■ EXERCISE
Search the material below for the word "Montant". Copy every line that has it.

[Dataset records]
# # #

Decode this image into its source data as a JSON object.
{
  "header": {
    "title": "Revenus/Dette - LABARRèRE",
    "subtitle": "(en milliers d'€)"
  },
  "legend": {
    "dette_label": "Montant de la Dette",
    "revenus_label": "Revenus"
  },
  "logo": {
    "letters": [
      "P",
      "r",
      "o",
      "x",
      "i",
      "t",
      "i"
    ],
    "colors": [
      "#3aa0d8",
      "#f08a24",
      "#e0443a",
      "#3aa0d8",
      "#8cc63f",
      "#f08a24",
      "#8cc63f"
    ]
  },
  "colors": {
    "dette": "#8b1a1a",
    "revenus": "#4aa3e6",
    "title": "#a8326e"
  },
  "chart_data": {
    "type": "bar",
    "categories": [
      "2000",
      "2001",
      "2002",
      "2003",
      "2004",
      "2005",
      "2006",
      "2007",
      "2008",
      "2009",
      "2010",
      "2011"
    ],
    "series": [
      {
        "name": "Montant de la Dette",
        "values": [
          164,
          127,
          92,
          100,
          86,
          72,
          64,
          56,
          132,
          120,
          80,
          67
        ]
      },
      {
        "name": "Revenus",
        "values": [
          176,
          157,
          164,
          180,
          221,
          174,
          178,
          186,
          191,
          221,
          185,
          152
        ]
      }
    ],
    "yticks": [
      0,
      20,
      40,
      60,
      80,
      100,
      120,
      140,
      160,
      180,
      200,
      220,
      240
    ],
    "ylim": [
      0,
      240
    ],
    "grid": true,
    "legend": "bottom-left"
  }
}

# # #

■ ANSWER TO THE EXERCISE
    "dette_label": "Montant de la Dette",
        "name": "Montant de la Dette",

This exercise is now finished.